EXERCISE: From the entries below, gather each line containing the word "variables".

Stored data
┄┄┄┄┄┄┄┄┄┄

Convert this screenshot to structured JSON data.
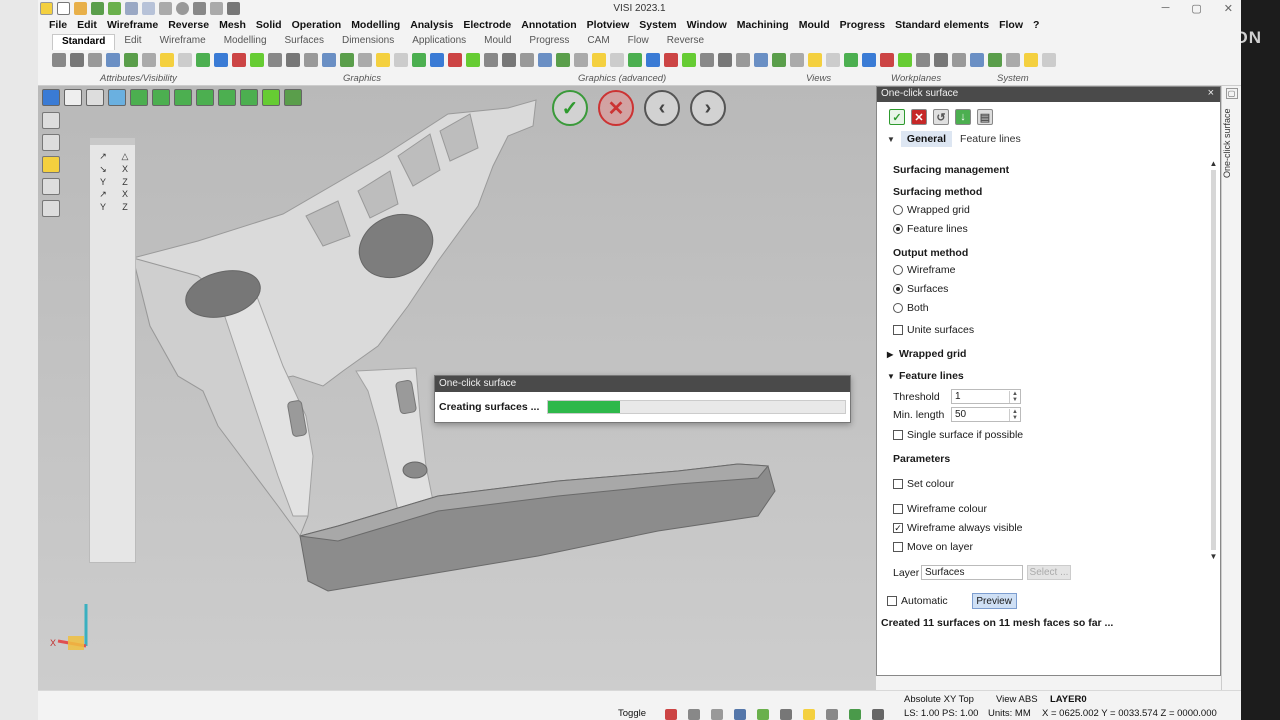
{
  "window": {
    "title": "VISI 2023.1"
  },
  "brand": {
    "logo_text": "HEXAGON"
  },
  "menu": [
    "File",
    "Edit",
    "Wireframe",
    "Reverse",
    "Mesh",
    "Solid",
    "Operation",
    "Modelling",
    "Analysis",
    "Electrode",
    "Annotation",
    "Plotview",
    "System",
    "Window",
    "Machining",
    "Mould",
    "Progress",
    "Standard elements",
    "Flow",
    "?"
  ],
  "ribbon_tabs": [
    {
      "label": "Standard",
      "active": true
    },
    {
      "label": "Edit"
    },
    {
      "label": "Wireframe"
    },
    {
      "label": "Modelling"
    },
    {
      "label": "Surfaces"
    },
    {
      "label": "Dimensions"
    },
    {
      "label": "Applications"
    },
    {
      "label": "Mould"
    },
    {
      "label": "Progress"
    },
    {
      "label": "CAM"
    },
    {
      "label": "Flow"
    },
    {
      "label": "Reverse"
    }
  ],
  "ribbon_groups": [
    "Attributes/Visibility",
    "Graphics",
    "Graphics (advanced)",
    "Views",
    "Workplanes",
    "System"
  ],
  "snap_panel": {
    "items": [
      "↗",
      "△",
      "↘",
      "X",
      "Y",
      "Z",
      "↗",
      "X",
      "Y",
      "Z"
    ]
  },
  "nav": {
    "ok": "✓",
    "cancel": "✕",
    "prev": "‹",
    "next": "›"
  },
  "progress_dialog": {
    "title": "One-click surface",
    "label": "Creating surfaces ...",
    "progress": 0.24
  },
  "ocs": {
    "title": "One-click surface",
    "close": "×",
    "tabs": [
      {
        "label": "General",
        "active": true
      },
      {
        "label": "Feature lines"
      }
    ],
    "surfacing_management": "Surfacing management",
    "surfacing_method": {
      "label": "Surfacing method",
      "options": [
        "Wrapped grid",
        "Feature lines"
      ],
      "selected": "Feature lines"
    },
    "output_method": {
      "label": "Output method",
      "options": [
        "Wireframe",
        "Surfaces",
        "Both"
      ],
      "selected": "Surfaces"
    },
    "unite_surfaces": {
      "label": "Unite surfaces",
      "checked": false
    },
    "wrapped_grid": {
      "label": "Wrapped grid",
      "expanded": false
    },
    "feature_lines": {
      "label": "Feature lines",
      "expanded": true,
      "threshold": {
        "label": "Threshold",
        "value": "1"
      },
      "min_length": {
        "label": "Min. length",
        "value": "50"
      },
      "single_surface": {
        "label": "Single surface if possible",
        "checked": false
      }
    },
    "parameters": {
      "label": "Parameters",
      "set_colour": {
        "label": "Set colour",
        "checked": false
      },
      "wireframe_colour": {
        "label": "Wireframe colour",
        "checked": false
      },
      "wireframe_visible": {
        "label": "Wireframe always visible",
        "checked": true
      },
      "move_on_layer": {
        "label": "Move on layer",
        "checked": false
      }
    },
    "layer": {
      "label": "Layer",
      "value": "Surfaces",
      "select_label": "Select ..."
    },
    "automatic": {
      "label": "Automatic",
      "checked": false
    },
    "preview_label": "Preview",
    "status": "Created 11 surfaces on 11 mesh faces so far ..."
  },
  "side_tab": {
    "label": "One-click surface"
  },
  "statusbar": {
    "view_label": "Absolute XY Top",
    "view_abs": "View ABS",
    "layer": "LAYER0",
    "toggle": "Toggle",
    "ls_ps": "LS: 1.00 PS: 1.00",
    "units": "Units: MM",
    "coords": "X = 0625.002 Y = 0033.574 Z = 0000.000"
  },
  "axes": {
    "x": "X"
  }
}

┄┄┄┄┄┄┄┄┄┄

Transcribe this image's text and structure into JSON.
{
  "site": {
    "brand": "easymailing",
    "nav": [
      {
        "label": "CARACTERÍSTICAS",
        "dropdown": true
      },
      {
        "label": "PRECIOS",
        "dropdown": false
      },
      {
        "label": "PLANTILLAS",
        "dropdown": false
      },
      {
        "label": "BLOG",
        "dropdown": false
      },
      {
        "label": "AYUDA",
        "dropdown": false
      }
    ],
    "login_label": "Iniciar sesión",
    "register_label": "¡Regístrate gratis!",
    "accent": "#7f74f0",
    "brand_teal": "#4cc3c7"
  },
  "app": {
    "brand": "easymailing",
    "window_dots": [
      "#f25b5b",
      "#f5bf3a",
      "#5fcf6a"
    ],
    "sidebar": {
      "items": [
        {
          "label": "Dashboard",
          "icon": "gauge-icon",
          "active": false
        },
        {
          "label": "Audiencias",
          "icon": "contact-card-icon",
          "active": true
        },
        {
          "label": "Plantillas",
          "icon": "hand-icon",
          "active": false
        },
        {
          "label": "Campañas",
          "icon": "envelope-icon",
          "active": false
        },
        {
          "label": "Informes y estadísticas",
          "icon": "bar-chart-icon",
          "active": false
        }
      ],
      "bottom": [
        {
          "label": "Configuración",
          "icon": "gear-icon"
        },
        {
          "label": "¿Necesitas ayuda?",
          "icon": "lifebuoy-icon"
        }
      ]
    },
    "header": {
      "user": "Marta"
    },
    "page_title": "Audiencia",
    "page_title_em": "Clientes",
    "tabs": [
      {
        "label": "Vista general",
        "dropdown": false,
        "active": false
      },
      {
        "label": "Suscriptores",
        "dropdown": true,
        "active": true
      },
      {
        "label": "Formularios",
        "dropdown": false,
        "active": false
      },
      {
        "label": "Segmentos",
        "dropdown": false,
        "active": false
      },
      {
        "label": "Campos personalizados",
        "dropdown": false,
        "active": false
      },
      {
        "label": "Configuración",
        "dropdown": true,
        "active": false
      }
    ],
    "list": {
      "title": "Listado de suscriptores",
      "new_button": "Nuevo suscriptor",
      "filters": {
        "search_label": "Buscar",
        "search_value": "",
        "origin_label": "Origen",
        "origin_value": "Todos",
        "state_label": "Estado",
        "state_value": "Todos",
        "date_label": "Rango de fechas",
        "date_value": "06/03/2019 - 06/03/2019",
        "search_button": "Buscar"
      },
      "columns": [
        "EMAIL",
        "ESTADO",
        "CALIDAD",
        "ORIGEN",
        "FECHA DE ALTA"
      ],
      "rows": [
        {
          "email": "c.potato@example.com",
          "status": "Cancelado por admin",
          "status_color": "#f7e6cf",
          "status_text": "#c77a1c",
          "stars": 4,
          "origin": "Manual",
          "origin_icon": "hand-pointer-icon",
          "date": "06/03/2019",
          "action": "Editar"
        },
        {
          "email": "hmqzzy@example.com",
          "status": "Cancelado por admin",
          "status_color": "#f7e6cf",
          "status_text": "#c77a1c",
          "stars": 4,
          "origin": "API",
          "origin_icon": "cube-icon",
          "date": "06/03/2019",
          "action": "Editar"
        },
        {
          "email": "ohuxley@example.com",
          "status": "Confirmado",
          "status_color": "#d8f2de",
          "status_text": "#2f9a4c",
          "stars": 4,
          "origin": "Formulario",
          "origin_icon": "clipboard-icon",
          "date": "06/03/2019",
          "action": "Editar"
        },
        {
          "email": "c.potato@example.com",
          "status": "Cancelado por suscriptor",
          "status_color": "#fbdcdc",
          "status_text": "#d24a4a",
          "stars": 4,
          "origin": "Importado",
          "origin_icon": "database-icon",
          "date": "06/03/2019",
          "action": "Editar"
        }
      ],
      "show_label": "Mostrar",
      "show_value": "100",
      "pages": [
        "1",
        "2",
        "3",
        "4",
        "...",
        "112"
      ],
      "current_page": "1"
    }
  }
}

┄┄┄┄┄┄┄┄┄┄

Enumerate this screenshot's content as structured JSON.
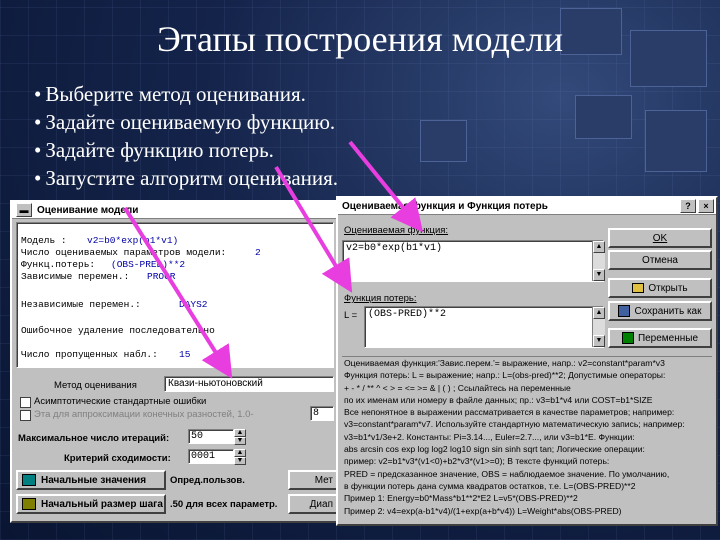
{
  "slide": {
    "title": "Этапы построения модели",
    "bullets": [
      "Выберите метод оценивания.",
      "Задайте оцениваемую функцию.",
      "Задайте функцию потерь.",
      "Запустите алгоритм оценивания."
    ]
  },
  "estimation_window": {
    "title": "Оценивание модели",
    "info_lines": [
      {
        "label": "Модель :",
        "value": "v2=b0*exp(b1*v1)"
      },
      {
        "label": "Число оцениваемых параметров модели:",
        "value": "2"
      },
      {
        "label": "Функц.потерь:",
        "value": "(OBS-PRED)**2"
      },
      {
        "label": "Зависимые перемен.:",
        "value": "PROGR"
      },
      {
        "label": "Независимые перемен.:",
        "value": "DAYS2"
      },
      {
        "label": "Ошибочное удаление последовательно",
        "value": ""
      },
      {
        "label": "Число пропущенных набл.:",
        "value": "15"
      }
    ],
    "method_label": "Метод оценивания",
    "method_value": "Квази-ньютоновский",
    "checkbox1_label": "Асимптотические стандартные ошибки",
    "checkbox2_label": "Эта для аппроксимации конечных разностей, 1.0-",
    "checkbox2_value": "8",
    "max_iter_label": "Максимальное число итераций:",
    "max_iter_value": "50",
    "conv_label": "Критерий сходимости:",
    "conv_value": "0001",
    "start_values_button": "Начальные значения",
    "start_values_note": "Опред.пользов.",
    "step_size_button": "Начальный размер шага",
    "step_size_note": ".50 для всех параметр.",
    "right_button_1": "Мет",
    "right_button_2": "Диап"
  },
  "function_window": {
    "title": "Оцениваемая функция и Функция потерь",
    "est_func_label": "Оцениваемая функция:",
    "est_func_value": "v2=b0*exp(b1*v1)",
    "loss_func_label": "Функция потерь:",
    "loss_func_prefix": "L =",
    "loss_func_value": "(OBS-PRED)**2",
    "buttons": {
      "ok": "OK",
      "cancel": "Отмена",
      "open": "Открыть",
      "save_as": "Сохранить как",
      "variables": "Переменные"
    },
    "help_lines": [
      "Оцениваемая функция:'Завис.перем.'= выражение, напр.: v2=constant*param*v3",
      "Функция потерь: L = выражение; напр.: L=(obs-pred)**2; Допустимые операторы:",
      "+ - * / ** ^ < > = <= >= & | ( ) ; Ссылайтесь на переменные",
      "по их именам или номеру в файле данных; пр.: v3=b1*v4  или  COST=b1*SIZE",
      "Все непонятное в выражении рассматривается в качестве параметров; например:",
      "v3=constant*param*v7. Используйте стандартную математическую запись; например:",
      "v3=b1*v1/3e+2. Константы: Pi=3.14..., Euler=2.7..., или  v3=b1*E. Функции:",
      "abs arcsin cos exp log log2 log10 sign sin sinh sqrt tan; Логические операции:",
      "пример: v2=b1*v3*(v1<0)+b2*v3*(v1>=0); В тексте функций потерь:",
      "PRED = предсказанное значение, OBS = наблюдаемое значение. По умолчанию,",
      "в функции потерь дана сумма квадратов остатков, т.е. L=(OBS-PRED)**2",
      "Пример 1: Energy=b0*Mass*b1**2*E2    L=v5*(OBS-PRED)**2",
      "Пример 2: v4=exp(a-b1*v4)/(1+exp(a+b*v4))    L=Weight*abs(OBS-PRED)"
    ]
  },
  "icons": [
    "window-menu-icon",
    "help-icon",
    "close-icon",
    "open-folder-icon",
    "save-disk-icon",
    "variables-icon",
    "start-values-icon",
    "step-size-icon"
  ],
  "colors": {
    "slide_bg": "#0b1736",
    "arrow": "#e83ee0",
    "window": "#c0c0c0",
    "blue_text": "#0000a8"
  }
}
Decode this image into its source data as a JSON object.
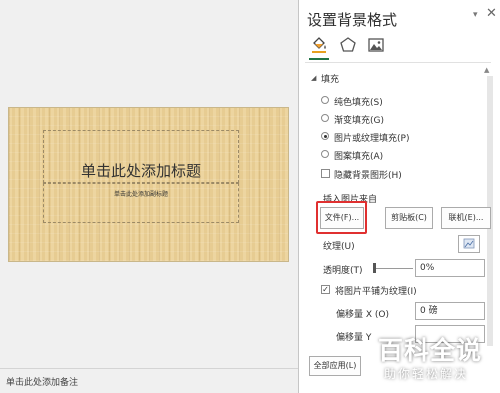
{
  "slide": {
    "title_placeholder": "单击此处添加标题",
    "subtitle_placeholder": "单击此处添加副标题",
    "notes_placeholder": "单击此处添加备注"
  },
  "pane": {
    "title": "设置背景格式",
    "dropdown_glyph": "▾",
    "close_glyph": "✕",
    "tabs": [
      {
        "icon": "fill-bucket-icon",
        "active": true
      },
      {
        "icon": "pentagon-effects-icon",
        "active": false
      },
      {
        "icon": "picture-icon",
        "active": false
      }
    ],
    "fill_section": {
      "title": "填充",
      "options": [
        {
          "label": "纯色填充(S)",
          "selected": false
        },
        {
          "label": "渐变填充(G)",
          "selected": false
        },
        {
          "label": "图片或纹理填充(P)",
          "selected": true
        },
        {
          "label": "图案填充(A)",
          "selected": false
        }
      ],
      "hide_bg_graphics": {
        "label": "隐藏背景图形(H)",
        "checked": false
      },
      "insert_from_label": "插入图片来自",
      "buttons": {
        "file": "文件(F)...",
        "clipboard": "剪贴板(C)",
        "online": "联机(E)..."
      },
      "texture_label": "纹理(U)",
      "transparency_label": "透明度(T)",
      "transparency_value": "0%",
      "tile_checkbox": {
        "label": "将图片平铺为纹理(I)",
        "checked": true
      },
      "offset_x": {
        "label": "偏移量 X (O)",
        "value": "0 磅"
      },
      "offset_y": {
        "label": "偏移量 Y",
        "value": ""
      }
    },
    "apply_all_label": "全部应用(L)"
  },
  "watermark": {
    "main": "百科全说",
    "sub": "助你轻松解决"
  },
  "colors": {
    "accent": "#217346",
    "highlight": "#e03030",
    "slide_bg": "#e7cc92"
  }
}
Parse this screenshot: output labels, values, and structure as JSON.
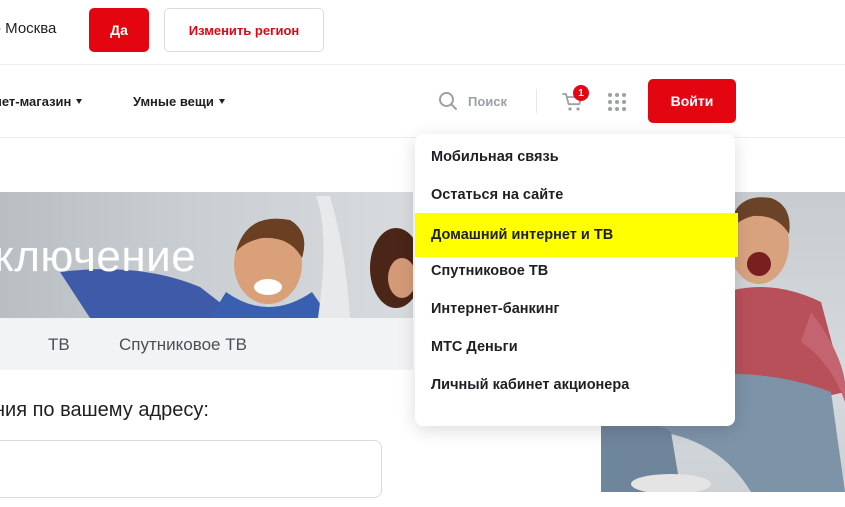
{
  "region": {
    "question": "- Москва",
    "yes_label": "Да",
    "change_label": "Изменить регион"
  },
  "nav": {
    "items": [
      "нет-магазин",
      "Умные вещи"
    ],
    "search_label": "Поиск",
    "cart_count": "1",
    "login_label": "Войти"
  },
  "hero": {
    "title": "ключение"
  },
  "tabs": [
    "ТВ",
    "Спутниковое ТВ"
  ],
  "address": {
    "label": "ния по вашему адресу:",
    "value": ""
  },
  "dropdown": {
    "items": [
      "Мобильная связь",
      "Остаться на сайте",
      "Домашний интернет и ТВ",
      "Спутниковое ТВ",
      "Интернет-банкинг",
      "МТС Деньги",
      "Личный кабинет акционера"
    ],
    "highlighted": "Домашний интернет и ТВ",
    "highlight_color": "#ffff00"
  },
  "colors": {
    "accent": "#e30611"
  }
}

┄┄┄┄┄┄┄┄┄┄

THE COMPLETED TASK:
      "variables": "Переменные"
    "variables-icon",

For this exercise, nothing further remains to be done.